-- Work to do --
Count how many lines hold the word "approx" and give that number as the whole answer.

-- Entries from a dataset --
§
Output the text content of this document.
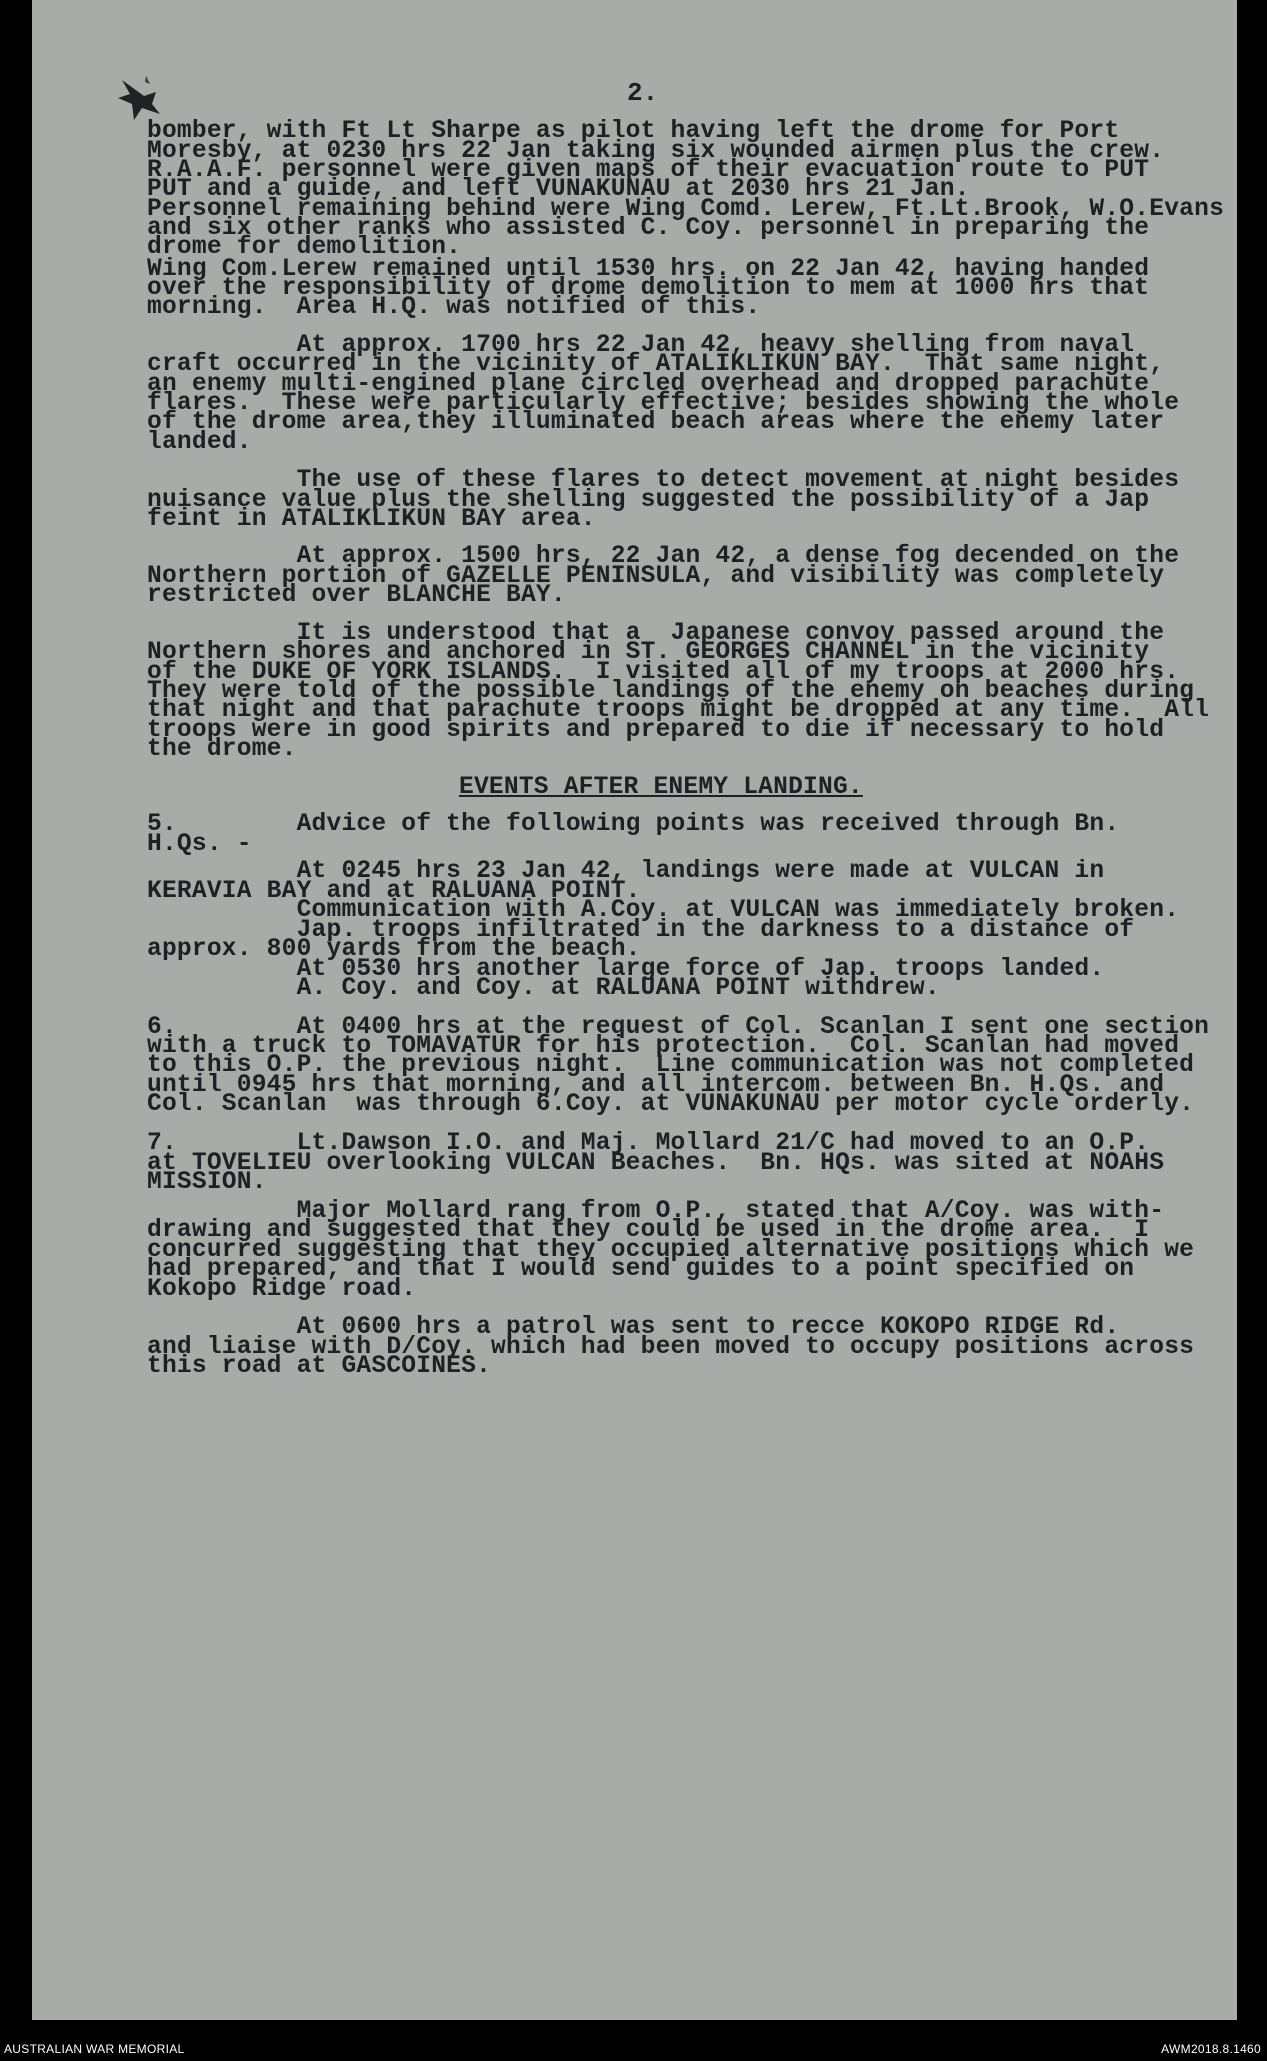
2.
bomber, with Ft Lt Sharpe as pilot having left the drome for Port
Moresby, at 0230 hrs 22 Jan taking six wounded airmen plus the crew.
R.A.A.F. personnel were given maps of their evacuation route to PUT
PUT and a guide, and left VUNAKUNAU at 2030 hrs 21 Jan.
Personnel remaining behind were Wing Comd. Lerew, Ft.Lt.Brook, W.O.Evans
and six other ranks who assisted C. Coy. personnel in preparing the
drome for demolition.
Wing Com.Lerew remained until 1530 hrs. on 22 Jan 42, having handed
over the responsibility of drome demolition to mem at 1000 hrs that
morning.  Area H.Q. was notified of this.
At approx. 1700 hrs 22 Jan 42, heavy shelling from naval
craft occurred in the vicinity of ATALIKLIKUN BAY.  That same night,
an enemy multi-engined plane circled overhead and dropped parachute
flares.  These were particularly effective; besides showing the whole
of the drome area,they illuminated beach areas where the enemy later
landed.
The use of these flares to detect movement at night besides
nuisance value plus the shelling suggested the possibility of a Jap
feint in ATALIKLIKUN BAY area.
At approx. 1500 hrs, 22 Jan 42, a dense fog decended on the
Northern portion of GAZELLE PENINSULA, and visibility was completely
restricted over BLANCHE BAY.
It is understood that a  Japanese convoy passed around the
Northern shores and anchored in ST. GEORGES CHANNEL in the vicinity
of the DUKE OF YORK ISLANDS.  I visited all of my troops at 2000 hrs.
They were told of the possible landings of the enemy on beaches during
that night and that parachute troops might be dropped at any time.  All
troops were in good spirits and prepared to die if necessary to hold
the drome.
EVENTS AFTER ENEMY LANDING.
5.        Advice of the following points was received through Bn.
H.Qs. -
At 0245 hrs 23 Jan 42, landings were made at VULCAN in
KERAVIA BAY and at RALUANA POINT.
Communication with A.Coy. at VULCAN was immediately broken.
Jap. troops infiltrated in the darkness to a distance of
approx. 800 yards from the beach.
At 0530 hrs another large force of Jap. troops landed.
A. Coy. and Coy. at RALUANA POINT withdrew.
6.        At 0400 hrs at the request of Col. Scanlan I sent one section
with a truck to TOMAVATUR for his protection.  Col. Scanlan had moved
to this O.P. the previous night.  Line communication was not completed
until 0945 hrs that morning, and all intercom. between Bn. H.Qs. and
Col. Scanlan  was through 6.Coy. at VUNAKUNAU per motor cycle orderly.
7.        Lt.Dawson I.O. and Maj. Mollard 21/C had moved to an O.P.
at TOVELIEU overlooking VULCAN Beaches.  Bn. HQs. was sited at NOAHS
MISSION.
Major Mollard rang from O.P., stated that A/Coy. was with-
drawing and suggested that they could be used in the drome area.  I
concurred suggesting that they occupied alternative positions which we
had prepared, and that I would send guides to a point specified on
Kokopo Ridge road.
At 0600 hrs a patrol was sent to recce KOKOPO RIDGE Rd.
and liaise with D/Coy. which had been moved to occupy positions across
this road at GASCOINES.
AUSTRALIAN WAR MEMORIAL	AWM2018.8.1460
§
-- Task response --
3